» **INFORMATION SHOWN**:
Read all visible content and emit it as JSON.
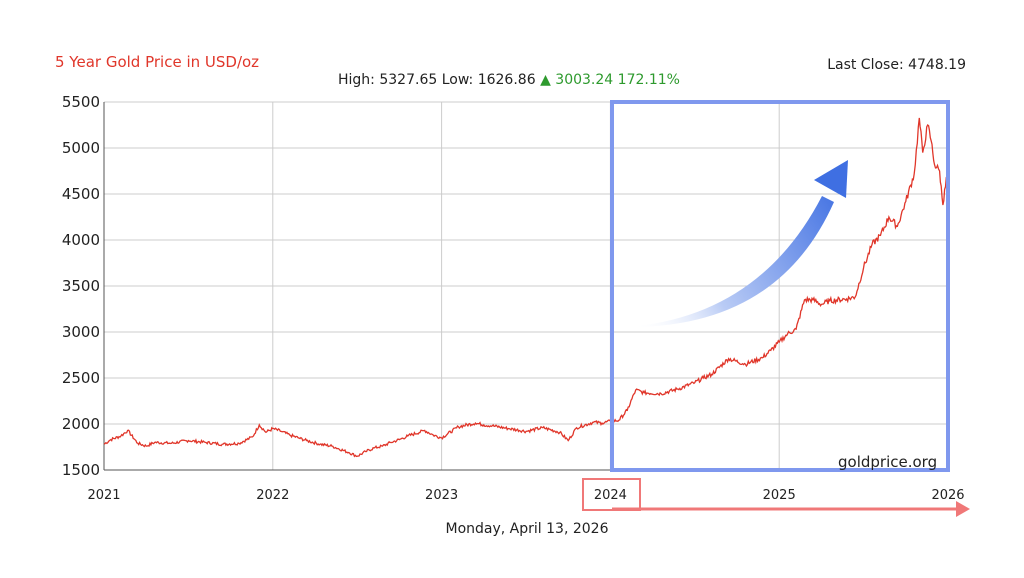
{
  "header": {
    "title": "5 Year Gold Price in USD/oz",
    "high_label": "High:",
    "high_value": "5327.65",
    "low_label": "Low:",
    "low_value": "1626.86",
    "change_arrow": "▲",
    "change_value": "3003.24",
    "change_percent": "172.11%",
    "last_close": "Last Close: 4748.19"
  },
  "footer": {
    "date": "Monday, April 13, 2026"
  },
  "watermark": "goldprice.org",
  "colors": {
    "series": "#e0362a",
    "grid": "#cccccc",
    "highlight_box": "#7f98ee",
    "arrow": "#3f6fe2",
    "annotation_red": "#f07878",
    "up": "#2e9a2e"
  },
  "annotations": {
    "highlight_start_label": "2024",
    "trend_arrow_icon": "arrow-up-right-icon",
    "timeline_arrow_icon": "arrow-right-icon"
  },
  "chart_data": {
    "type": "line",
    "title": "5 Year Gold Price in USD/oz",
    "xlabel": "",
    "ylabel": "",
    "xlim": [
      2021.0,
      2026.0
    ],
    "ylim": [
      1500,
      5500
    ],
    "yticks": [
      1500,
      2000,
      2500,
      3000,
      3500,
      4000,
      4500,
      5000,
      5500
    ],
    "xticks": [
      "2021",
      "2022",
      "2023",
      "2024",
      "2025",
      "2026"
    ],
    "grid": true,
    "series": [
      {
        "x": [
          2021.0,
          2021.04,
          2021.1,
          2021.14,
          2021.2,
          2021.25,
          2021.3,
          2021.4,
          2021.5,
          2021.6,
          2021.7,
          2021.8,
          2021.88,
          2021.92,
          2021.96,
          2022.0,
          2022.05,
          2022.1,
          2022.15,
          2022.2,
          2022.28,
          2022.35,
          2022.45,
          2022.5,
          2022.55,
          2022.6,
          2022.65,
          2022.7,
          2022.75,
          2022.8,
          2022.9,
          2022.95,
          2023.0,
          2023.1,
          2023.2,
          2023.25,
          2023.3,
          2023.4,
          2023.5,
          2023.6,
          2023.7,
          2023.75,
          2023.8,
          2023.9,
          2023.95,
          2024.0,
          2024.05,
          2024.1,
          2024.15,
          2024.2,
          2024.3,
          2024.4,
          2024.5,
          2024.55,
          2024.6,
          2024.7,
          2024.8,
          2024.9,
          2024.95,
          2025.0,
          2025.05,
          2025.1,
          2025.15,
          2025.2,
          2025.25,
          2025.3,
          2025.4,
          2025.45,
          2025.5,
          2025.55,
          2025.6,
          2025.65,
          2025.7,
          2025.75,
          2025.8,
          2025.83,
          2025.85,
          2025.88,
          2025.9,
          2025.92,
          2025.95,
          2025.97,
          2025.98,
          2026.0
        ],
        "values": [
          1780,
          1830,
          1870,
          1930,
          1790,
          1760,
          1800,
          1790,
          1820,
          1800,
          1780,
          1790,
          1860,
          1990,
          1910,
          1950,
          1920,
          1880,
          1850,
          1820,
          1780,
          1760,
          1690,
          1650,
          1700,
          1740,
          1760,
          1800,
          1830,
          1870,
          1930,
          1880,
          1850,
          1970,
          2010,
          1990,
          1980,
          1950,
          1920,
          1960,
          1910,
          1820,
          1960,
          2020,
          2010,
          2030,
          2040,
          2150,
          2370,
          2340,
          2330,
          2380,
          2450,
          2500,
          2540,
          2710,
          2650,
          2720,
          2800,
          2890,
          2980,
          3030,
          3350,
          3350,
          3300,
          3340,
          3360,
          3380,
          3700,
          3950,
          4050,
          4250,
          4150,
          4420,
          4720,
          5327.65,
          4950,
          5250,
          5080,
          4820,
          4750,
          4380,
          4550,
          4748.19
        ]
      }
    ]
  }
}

» **PROBLEM TO WORK ON**: Restate the whole listing above exactly, please, omitting every image.

» **RESPONSE FOR THIS EXERCISE**:
Read all visible content and emit it as JSON.
{
  "header": {
    "title": "5 Year Gold Price in USD/oz",
    "high_label": "High:",
    "high_value": "5327.65",
    "low_label": "Low:",
    "low_value": "1626.86",
    "change_arrow": "▲",
    "change_value": "3003.24",
    "change_percent": "172.11%",
    "last_close": "Last Close: 4748.19"
  },
  "footer": {
    "date": "Monday, April 13, 2026"
  },
  "watermark": "goldprice.org",
  "colors": {
    "series": "#e0362a",
    "grid": "#cccccc",
    "highlight_box": "#7f98ee",
    "arrow": "#3f6fe2",
    "annotation_red": "#f07878",
    "up": "#2e9a2e"
  },
  "annotations": {
    "highlight_start_label": "2024",
    "trend_arrow_icon": "arrow-up-right-icon",
    "timeline_arrow_icon": "arrow-right-icon"
  },
  "chart_data": {
    "type": "line",
    "title": "5 Year Gold Price in USD/oz",
    "xlabel": "",
    "ylabel": "",
    "xlim": [
      2021.0,
      2026.0
    ],
    "ylim": [
      1500,
      5500
    ],
    "yticks": [
      1500,
      2000,
      2500,
      3000,
      3500,
      4000,
      4500,
      5000,
      5500
    ],
    "xticks": [
      "2021",
      "2022",
      "2023",
      "2024",
      "2025",
      "2026"
    ],
    "grid": true,
    "series": [
      {
        "x": [
          2021.0,
          2021.04,
          2021.1,
          2021.14,
          2021.2,
          2021.25,
          2021.3,
          2021.4,
          2021.5,
          2021.6,
          2021.7,
          2021.8,
          2021.88,
          2021.92,
          2021.96,
          2022.0,
          2022.05,
          2022.1,
          2022.15,
          2022.2,
          2022.28,
          2022.35,
          2022.45,
          2022.5,
          2022.55,
          2022.6,
          2022.65,
          2022.7,
          2022.75,
          2022.8,
          2022.9,
          2022.95,
          2023.0,
          2023.1,
          2023.2,
          2023.25,
          2023.3,
          2023.4,
          2023.5,
          2023.6,
          2023.7,
          2023.75,
          2023.8,
          2023.9,
          2023.95,
          2024.0,
          2024.05,
          2024.1,
          2024.15,
          2024.2,
          2024.3,
          2024.4,
          2024.5,
          2024.55,
          2024.6,
          2024.7,
          2024.8,
          2024.9,
          2024.95,
          2025.0,
          2025.05,
          2025.1,
          2025.15,
          2025.2,
          2025.25,
          2025.3,
          2025.4,
          2025.45,
          2025.5,
          2025.55,
          2025.6,
          2025.65,
          2025.7,
          2025.75,
          2025.8,
          2025.83,
          2025.85,
          2025.88,
          2025.9,
          2025.92,
          2025.95,
          2025.97,
          2025.98,
          2026.0
        ],
        "values": [
          1780,
          1830,
          1870,
          1930,
          1790,
          1760,
          1800,
          1790,
          1820,
          1800,
          1780,
          1790,
          1860,
          1990,
          1910,
          1950,
          1920,
          1880,
          1850,
          1820,
          1780,
          1760,
          1690,
          1650,
          1700,
          1740,
          1760,
          1800,
          1830,
          1870,
          1930,
          1880,
          1850,
          1970,
          2010,
          1990,
          1980,
          1950,
          1920,
          1960,
          1910,
          1820,
          1960,
          2020,
          2010,
          2030,
          2040,
          2150,
          2370,
          2340,
          2330,
          2380,
          2450,
          2500,
          2540,
          2710,
          2650,
          2720,
          2800,
          2890,
          2980,
          3030,
          3350,
          3350,
          3300,
          3340,
          3360,
          3380,
          3700,
          3950,
          4050,
          4250,
          4150,
          4420,
          4720,
          5327.65,
          4950,
          5250,
          5080,
          4820,
          4750,
          4380,
          4550,
          4748.19
        ]
      }
    ]
  }
}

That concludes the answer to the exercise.